BEGIN Records for the task

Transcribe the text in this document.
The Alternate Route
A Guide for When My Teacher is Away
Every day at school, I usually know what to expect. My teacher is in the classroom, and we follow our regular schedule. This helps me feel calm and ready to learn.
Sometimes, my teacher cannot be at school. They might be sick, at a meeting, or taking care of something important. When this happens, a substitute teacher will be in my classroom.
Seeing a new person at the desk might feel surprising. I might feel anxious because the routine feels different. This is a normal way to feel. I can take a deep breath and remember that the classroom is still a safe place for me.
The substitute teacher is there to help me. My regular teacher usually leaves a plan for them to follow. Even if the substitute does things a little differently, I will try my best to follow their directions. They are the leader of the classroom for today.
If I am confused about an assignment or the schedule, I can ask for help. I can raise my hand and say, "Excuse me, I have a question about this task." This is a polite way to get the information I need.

END Records for the task

● Direction: Filter the records above and return every line that holds the word "follow".

● Worked answer:
Every day at school, I usually know what to expect. My teacher is in the classroom, and we follow our regular schedule. This helps me feel calm and ready to learn.
The substitute teacher is there to help me. My regular teacher usually leaves a plan for them to follow. Even if the substitute does things a little differently, I will try my best to follow their directions. They are the leader of the classroom for today.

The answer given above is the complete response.